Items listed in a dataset
====================
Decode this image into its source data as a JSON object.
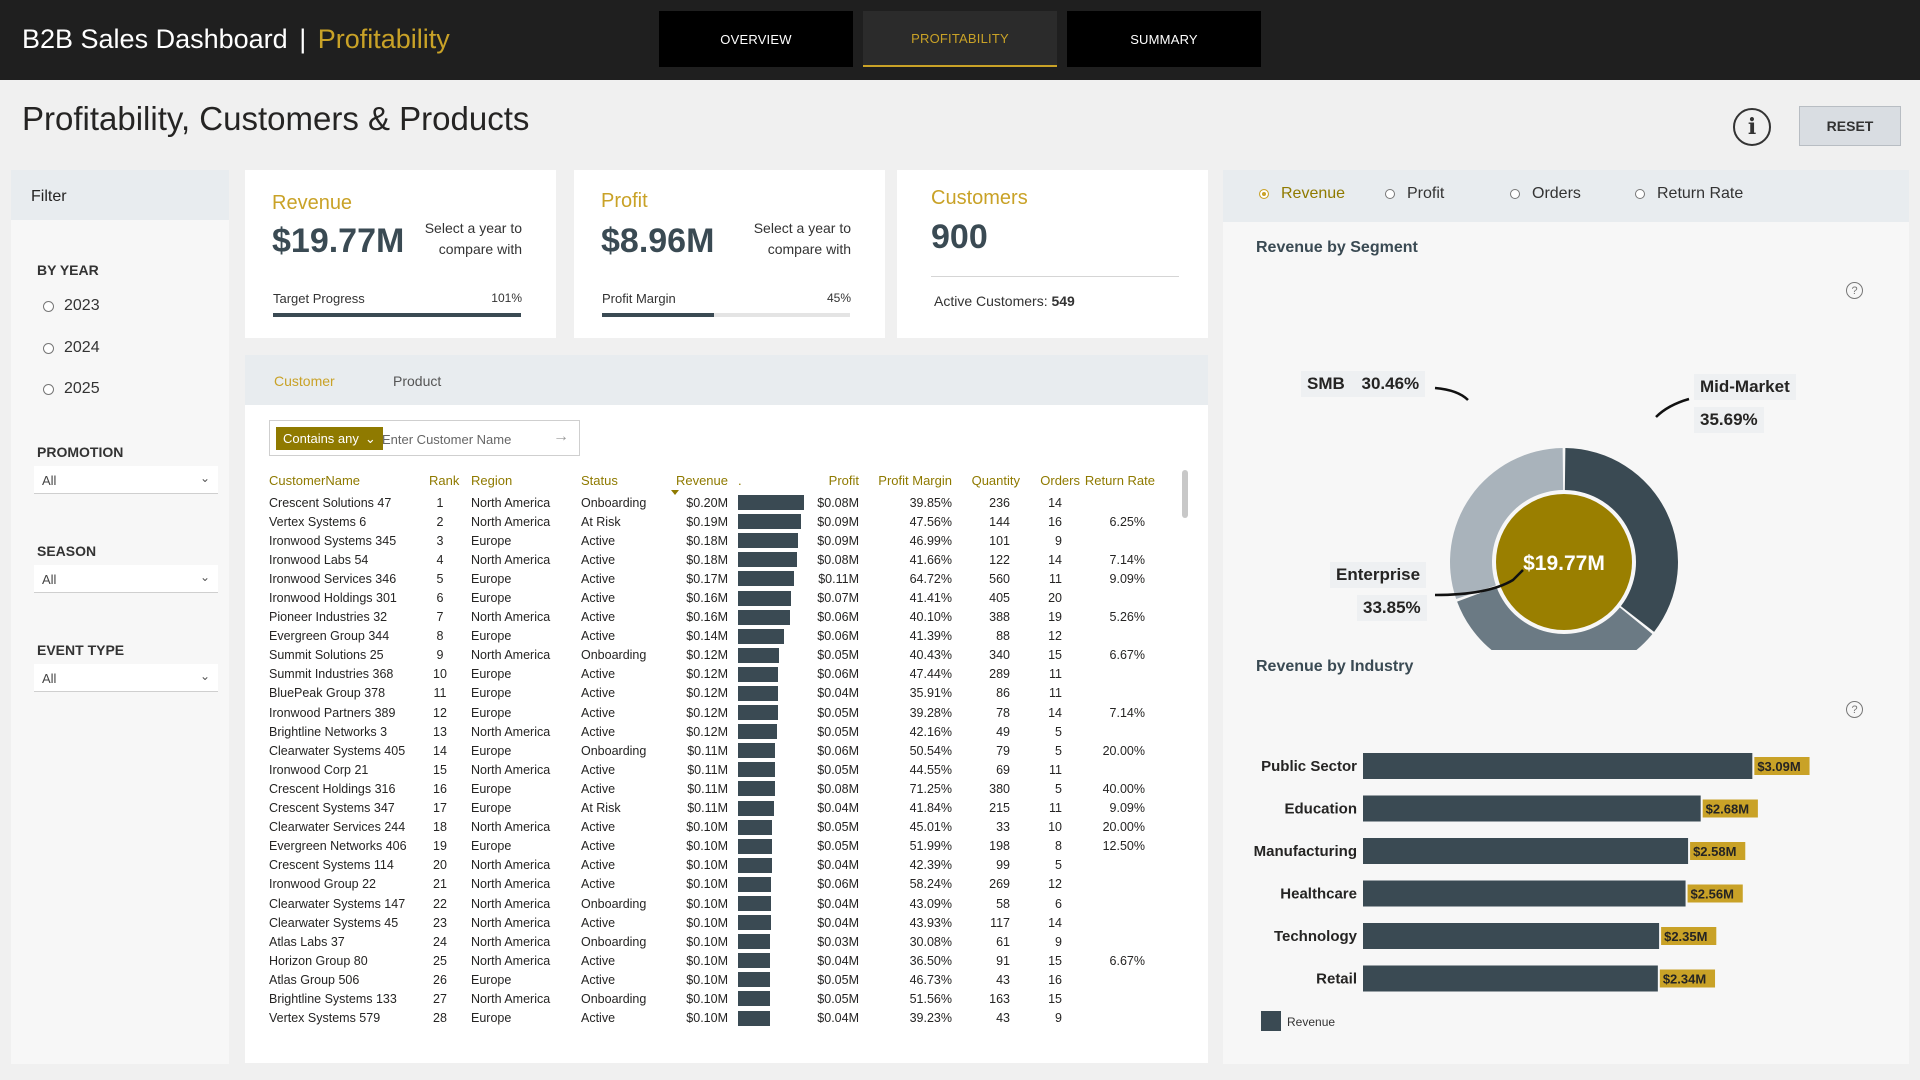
{
  "header": {
    "app_title": "B2B Sales Dashboard",
    "separator": "|",
    "page_name": "Profitability",
    "tabs": [
      {
        "label": "OVERVIEW",
        "active": false
      },
      {
        "label": "PROFITABILITY",
        "active": true
      },
      {
        "label": "SUMMARY",
        "active": false
      }
    ]
  },
  "page": {
    "title": "Profitability, Customers & Products",
    "info_icon": "i",
    "reset_label": "RESET"
  },
  "filters": {
    "title": "Filter",
    "year_label": "BY YEAR",
    "years": [
      "2023",
      "2024",
      "2025"
    ],
    "promotion_label": "PROMOTION",
    "promotion_value": "All",
    "season_label": "SEASON",
    "season_value": "All",
    "event_label": "EVENT TYPE",
    "event_value": "All"
  },
  "kpis": {
    "revenue": {
      "title": "Revenue",
      "value": "$19.77M",
      "note": "Select a year to compare with",
      "sub_label": "Target Progress",
      "sub_value": "101%",
      "progress": 1.0
    },
    "profit": {
      "title": "Profit",
      "value": "$8.96M",
      "note": "Select a year to compare with",
      "sub_label": "Profit Margin",
      "sub_value": "45%",
      "progress": 0.45
    },
    "customers": {
      "title": "Customers",
      "value": "900",
      "active_label": "Active Customers:",
      "active_value": "549"
    }
  },
  "table": {
    "tabs": [
      "Customer",
      "Product"
    ],
    "active_tab": "Customer",
    "search": {
      "mode_label": "Contains any",
      "placeholder": "Enter Customer Name"
    },
    "columns": [
      "CustomerName",
      "Rank",
      "Region",
      "Status",
      "Revenue",
      ".",
      "Profit",
      "Profit Margin",
      "Quantity",
      "Orders",
      "Return Rate"
    ],
    "bar_max": 0.2,
    "rows": [
      {
        "name": "Crescent Solutions 47",
        "rank": "1",
        "region": "North America",
        "status": "Onboarding",
        "revenue": "$0.20M",
        "rev_num": 0.2,
        "profit": "$0.08M",
        "margin": "39.85%",
        "quantity": "236",
        "orders": "14",
        "return_rate": ""
      },
      {
        "name": "Vertex Systems 6",
        "rank": "2",
        "region": "North America",
        "status": "At Risk",
        "revenue": "$0.19M",
        "rev_num": 0.19,
        "profit": "$0.09M",
        "margin": "47.56%",
        "quantity": "144",
        "orders": "16",
        "return_rate": "6.25%"
      },
      {
        "name": "Ironwood Systems 345",
        "rank": "3",
        "region": "Europe",
        "status": "Active",
        "revenue": "$0.18M",
        "rev_num": 0.182,
        "profit": "$0.09M",
        "margin": "46.99%",
        "quantity": "101",
        "orders": "9",
        "return_rate": ""
      },
      {
        "name": "Ironwood Labs 54",
        "rank": "4",
        "region": "North America",
        "status": "Active",
        "revenue": "$0.18M",
        "rev_num": 0.178,
        "profit": "$0.08M",
        "margin": "41.66%",
        "quantity": "122",
        "orders": "14",
        "return_rate": "7.14%"
      },
      {
        "name": "Ironwood Services 346",
        "rank": "5",
        "region": "Europe",
        "status": "Active",
        "revenue": "$0.17M",
        "rev_num": 0.17,
        "profit": "$0.11M",
        "margin": "64.72%",
        "quantity": "560",
        "orders": "11",
        "return_rate": "9.09%"
      },
      {
        "name": "Ironwood Holdings 301",
        "rank": "6",
        "region": "Europe",
        "status": "Active",
        "revenue": "$0.16M",
        "rev_num": 0.162,
        "profit": "$0.07M",
        "margin": "41.41%",
        "quantity": "405",
        "orders": "20",
        "return_rate": ""
      },
      {
        "name": "Pioneer Industries 32",
        "rank": "7",
        "region": "North America",
        "status": "Active",
        "revenue": "$0.16M",
        "rev_num": 0.158,
        "profit": "$0.06M",
        "margin": "40.10%",
        "quantity": "388",
        "orders": "19",
        "return_rate": "5.26%"
      },
      {
        "name": "Evergreen Group 344",
        "rank": "8",
        "region": "Europe",
        "status": "Active",
        "revenue": "$0.14M",
        "rev_num": 0.14,
        "profit": "$0.06M",
        "margin": "41.39%",
        "quantity": "88",
        "orders": "12",
        "return_rate": ""
      },
      {
        "name": "Summit Solutions 25",
        "rank": "9",
        "region": "North America",
        "status": "Onboarding",
        "revenue": "$0.12M",
        "rev_num": 0.123,
        "profit": "$0.05M",
        "margin": "40.43%",
        "quantity": "340",
        "orders": "15",
        "return_rate": "6.67%"
      },
      {
        "name": "Summit Industries 368",
        "rank": "10",
        "region": "Europe",
        "status": "Active",
        "revenue": "$0.12M",
        "rev_num": 0.122,
        "profit": "$0.06M",
        "margin": "47.44%",
        "quantity": "289",
        "orders": "11",
        "return_rate": ""
      },
      {
        "name": "BluePeak Group 378",
        "rank": "11",
        "region": "Europe",
        "status": "Active",
        "revenue": "$0.12M",
        "rev_num": 0.121,
        "profit": "$0.04M",
        "margin": "35.91%",
        "quantity": "86",
        "orders": "11",
        "return_rate": ""
      },
      {
        "name": "Ironwood Partners 389",
        "rank": "12",
        "region": "Europe",
        "status": "Active",
        "revenue": "$0.12M",
        "rev_num": 0.12,
        "profit": "$0.05M",
        "margin": "39.28%",
        "quantity": "78",
        "orders": "14",
        "return_rate": "7.14%"
      },
      {
        "name": "Brightline Networks 3",
        "rank": "13",
        "region": "North America",
        "status": "Active",
        "revenue": "$0.12M",
        "rev_num": 0.118,
        "profit": "$0.05M",
        "margin": "42.16%",
        "quantity": "49",
        "orders": "5",
        "return_rate": ""
      },
      {
        "name": "Clearwater Systems 405",
        "rank": "14",
        "region": "Europe",
        "status": "Onboarding",
        "revenue": "$0.11M",
        "rev_num": 0.113,
        "profit": "$0.06M",
        "margin": "50.54%",
        "quantity": "79",
        "orders": "5",
        "return_rate": "20.00%"
      },
      {
        "name": "Ironwood Corp 21",
        "rank": "15",
        "region": "North America",
        "status": "Active",
        "revenue": "$0.11M",
        "rev_num": 0.112,
        "profit": "$0.05M",
        "margin": "44.55%",
        "quantity": "69",
        "orders": "11",
        "return_rate": ""
      },
      {
        "name": "Crescent Holdings 316",
        "rank": "16",
        "region": "Europe",
        "status": "Active",
        "revenue": "$0.11M",
        "rev_num": 0.111,
        "profit": "$0.08M",
        "margin": "71.25%",
        "quantity": "380",
        "orders": "5",
        "return_rate": "40.00%"
      },
      {
        "name": "Crescent Systems 347",
        "rank": "17",
        "region": "Europe",
        "status": "At Risk",
        "revenue": "$0.11M",
        "rev_num": 0.108,
        "profit": "$0.04M",
        "margin": "41.84%",
        "quantity": "215",
        "orders": "11",
        "return_rate": "9.09%"
      },
      {
        "name": "Clearwater Services 244",
        "rank": "18",
        "region": "North America",
        "status": "Active",
        "revenue": "$0.10M",
        "rev_num": 0.104,
        "profit": "$0.05M",
        "margin": "45.01%",
        "quantity": "33",
        "orders": "10",
        "return_rate": "20.00%"
      },
      {
        "name": "Evergreen Networks 406",
        "rank": "19",
        "region": "Europe",
        "status": "Active",
        "revenue": "$0.10M",
        "rev_num": 0.103,
        "profit": "$0.05M",
        "margin": "51.99%",
        "quantity": "198",
        "orders": "8",
        "return_rate": "12.50%"
      },
      {
        "name": "Crescent Systems 114",
        "rank": "20",
        "region": "North America",
        "status": "Active",
        "revenue": "$0.10M",
        "rev_num": 0.102,
        "profit": "$0.04M",
        "margin": "42.39%",
        "quantity": "99",
        "orders": "5",
        "return_rate": ""
      },
      {
        "name": "Ironwood Group 22",
        "rank": "21",
        "region": "North America",
        "status": "Active",
        "revenue": "$0.10M",
        "rev_num": 0.101,
        "profit": "$0.06M",
        "margin": "58.24%",
        "quantity": "269",
        "orders": "12",
        "return_rate": ""
      },
      {
        "name": "Clearwater Systems 147",
        "rank": "22",
        "region": "North America",
        "status": "Onboarding",
        "revenue": "$0.10M",
        "rev_num": 0.1,
        "profit": "$0.04M",
        "margin": "43.09%",
        "quantity": "58",
        "orders": "6",
        "return_rate": ""
      },
      {
        "name": "Clearwater Systems 45",
        "rank": "23",
        "region": "North America",
        "status": "Active",
        "revenue": "$0.10M",
        "rev_num": 0.099,
        "profit": "$0.04M",
        "margin": "43.93%",
        "quantity": "117",
        "orders": "14",
        "return_rate": ""
      },
      {
        "name": "Atlas Labs 37",
        "rank": "24",
        "region": "North America",
        "status": "Onboarding",
        "revenue": "$0.10M",
        "rev_num": 0.098,
        "profit": "$0.03M",
        "margin": "30.08%",
        "quantity": "61",
        "orders": "9",
        "return_rate": ""
      },
      {
        "name": "Horizon Group 80",
        "rank": "25",
        "region": "North America",
        "status": "Active",
        "revenue": "$0.10M",
        "rev_num": 0.097,
        "profit": "$0.04M",
        "margin": "36.50%",
        "quantity": "91",
        "orders": "15",
        "return_rate": "6.67%"
      },
      {
        "name": "Atlas Group 506",
        "rank": "26",
        "region": "Europe",
        "status": "Active",
        "revenue": "$0.10M",
        "rev_num": 0.097,
        "profit": "$0.05M",
        "margin": "46.73%",
        "quantity": "43",
        "orders": "16",
        "return_rate": ""
      },
      {
        "name": "Brightline Systems 133",
        "rank": "27",
        "region": "North America",
        "status": "Onboarding",
        "revenue": "$0.10M",
        "rev_num": 0.096,
        "profit": "$0.05M",
        "margin": "51.56%",
        "quantity": "163",
        "orders": "15",
        "return_rate": ""
      },
      {
        "name": "Vertex Systems 579",
        "rank": "28",
        "region": "Europe",
        "status": "Active",
        "revenue": "$0.10M",
        "rev_num": 0.096,
        "profit": "$0.04M",
        "margin": "39.23%",
        "quantity": "43",
        "orders": "9",
        "return_rate": ""
      }
    ]
  },
  "metrics": {
    "options": [
      "Revenue",
      "Profit",
      "Orders",
      "Return Rate"
    ],
    "active": "Revenue"
  },
  "colors": {
    "accent": "#c9a227",
    "bar": "#3a4a53",
    "donut_smb": "#a9b3bb",
    "donut_mid_market": "#3a4a53",
    "donut_enterprise": "#6b7a84"
  },
  "chart_data": [
    {
      "type": "pie",
      "title": "Revenue by Segment",
      "center_label": "$19.77M",
      "slices": [
        {
          "label": "Mid-Market",
          "value": 35.69,
          "display": "35.69%"
        },
        {
          "label": "Enterprise",
          "value": 33.85,
          "display": "33.85%"
        },
        {
          "label": "SMB",
          "value": 30.46,
          "display": "30.46%"
        }
      ]
    },
    {
      "type": "bar",
      "orientation": "horizontal",
      "title": "Revenue by Industry",
      "categories": [
        "Public Sector",
        "Education",
        "Manufacturing",
        "Healthcare",
        "Technology",
        "Retail"
      ],
      "values": [
        3.09,
        2.68,
        2.58,
        2.56,
        2.35,
        2.34
      ],
      "data_labels": [
        "$3.09M",
        "$2.68M",
        "$2.58M",
        "$2.56M",
        "$2.35M",
        "$2.34M"
      ],
      "xlim": [
        0,
        3.0
      ],
      "ticks": [
        "$0.00",
        "$1.00M",
        "$2.00M",
        "$3.00M"
      ],
      "tick_values": [
        0,
        1,
        2,
        3
      ],
      "legend": "Revenue",
      "legend_position": "bottom-left"
    }
  ]
}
====================
◆ **Problem to solve**: Copy each line of the listing in which the word "Group" can be found.

◆ **Correct output**:
        "name": "Evergreen Group 344",
        "name": "BluePeak Group 378",
        "name": "Ironwood Group 22",
        "name": "Horizon Group 80",
        "name": "Atlas Group 506",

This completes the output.